Exercise directions.
Filter the entries below, keeping every line that has the word "JSON".

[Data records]
— Begin —
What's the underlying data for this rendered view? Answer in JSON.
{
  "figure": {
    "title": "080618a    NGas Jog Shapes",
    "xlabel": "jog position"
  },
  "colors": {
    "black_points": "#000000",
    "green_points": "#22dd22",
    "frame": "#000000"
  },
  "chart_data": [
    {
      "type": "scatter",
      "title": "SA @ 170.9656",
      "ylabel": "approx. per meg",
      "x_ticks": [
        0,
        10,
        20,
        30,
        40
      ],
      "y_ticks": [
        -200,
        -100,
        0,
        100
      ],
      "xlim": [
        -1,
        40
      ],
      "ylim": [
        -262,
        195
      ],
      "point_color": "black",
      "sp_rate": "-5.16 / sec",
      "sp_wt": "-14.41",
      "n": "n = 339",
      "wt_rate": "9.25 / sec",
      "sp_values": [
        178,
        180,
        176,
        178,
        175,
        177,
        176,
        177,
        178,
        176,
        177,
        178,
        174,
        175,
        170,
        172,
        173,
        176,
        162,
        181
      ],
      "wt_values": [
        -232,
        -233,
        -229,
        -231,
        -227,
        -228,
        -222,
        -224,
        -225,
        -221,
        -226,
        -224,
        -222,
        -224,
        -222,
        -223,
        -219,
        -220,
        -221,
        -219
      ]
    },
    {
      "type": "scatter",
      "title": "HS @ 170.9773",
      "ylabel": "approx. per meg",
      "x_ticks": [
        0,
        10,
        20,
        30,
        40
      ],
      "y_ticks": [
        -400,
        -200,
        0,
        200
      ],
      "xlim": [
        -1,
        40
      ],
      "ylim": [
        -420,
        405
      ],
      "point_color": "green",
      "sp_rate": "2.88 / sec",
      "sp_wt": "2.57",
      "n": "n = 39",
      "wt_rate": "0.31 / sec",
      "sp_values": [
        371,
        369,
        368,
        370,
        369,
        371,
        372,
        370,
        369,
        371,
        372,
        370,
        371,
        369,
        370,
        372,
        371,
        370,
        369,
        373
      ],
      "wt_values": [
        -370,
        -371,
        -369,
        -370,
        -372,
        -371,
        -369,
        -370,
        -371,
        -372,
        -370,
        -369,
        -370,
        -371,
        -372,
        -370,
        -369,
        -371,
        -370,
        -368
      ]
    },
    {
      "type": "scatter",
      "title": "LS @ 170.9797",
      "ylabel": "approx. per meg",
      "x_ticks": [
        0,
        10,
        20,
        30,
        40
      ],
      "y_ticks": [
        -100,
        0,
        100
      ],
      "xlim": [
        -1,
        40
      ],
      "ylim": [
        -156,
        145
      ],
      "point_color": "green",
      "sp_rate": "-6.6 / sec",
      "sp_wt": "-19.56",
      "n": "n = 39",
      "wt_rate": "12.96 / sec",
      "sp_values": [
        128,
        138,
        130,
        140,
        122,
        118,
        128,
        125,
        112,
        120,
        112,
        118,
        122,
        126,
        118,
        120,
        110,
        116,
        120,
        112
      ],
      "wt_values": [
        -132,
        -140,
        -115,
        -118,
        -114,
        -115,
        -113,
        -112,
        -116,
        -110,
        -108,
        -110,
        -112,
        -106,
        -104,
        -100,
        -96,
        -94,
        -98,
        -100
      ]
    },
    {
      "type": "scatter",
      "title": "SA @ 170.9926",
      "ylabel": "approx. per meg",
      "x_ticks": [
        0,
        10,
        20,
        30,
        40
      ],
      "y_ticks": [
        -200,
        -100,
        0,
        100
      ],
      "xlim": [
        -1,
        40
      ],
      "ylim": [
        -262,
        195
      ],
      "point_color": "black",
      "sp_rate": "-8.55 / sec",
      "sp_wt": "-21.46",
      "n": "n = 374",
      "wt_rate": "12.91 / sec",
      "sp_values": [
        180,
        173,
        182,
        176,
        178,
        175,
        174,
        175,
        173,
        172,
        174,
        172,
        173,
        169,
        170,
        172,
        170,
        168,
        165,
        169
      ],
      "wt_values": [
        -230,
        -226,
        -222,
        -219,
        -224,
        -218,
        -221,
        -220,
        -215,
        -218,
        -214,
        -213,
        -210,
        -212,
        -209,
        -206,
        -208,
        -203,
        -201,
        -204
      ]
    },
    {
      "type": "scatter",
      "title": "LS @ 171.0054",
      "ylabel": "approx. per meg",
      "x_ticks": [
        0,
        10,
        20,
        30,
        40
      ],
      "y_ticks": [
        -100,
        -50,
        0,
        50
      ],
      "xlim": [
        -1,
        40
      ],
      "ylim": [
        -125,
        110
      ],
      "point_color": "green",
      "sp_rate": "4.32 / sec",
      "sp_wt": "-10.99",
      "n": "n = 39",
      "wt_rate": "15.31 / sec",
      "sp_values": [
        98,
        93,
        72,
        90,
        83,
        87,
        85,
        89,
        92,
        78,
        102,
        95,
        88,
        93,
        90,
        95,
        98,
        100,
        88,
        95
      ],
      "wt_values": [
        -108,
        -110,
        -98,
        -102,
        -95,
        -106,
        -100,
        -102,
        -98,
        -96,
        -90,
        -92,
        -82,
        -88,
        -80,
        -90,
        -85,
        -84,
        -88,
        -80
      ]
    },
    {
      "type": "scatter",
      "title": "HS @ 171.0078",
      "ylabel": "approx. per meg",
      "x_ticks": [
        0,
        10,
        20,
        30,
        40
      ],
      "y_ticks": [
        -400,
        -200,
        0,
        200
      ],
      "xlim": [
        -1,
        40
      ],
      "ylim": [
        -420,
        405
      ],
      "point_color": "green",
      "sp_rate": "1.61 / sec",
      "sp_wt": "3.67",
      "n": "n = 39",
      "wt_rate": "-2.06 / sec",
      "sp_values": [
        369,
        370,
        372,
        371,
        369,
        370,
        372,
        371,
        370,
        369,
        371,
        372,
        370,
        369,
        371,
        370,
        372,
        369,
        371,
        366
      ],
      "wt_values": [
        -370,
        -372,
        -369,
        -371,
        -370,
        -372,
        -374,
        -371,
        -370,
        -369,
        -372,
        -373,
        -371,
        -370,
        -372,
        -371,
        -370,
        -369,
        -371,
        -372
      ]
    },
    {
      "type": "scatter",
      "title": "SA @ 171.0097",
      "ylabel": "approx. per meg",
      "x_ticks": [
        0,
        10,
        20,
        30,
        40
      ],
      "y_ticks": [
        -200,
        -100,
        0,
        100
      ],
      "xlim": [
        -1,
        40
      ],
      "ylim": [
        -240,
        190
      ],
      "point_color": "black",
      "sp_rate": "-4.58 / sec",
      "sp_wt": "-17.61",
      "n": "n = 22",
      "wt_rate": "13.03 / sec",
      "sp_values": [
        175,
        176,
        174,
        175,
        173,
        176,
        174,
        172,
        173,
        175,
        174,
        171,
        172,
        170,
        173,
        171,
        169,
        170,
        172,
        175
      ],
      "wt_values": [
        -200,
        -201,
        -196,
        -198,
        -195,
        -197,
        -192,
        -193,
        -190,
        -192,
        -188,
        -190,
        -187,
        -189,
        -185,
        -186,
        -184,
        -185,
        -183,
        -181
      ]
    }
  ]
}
— End —
— Begin —
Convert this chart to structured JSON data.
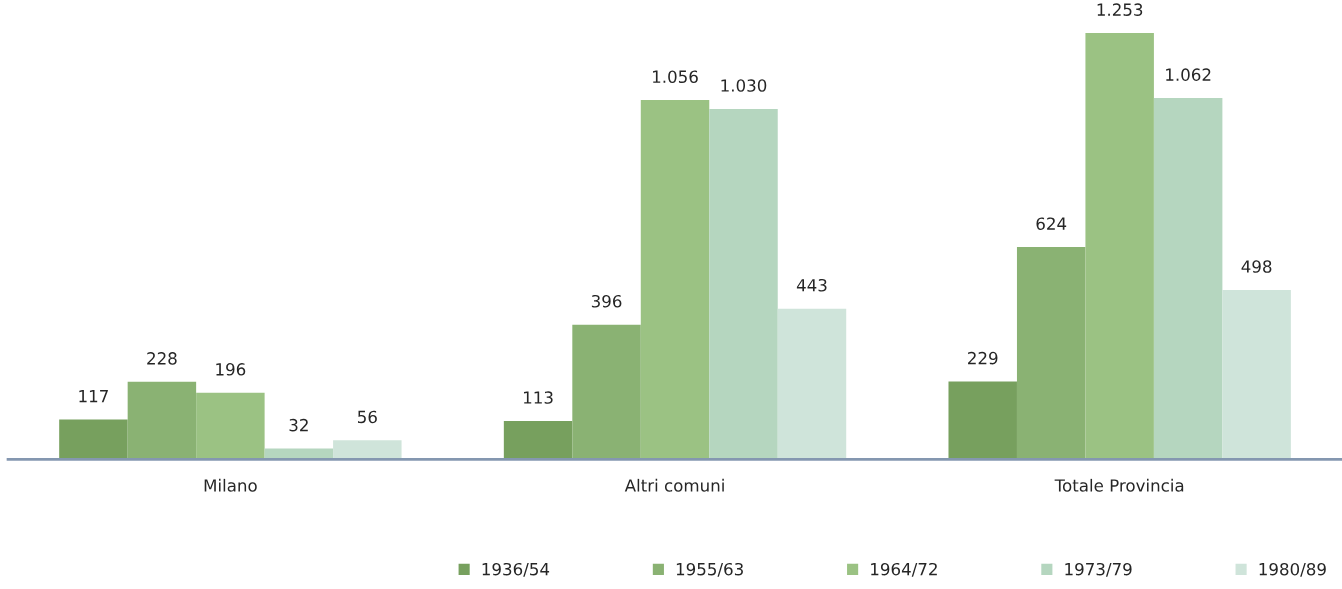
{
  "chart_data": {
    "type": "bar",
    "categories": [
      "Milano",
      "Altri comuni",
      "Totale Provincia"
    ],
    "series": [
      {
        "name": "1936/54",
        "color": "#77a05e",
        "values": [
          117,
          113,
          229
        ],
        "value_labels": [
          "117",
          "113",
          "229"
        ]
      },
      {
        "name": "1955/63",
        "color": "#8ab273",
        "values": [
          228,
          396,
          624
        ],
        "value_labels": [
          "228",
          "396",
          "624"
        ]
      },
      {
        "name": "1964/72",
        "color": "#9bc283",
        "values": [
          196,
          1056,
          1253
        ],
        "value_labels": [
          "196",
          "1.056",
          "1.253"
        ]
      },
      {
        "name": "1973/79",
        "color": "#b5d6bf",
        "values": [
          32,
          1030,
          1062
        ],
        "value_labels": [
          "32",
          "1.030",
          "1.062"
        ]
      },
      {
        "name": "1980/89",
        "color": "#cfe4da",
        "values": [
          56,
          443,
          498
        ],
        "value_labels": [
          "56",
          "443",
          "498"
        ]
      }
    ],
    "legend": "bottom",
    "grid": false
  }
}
— End —
Exercise answer.
What's the underlying data for this rendered view? Answer in JSON.
Convert this chart to structured JSON data.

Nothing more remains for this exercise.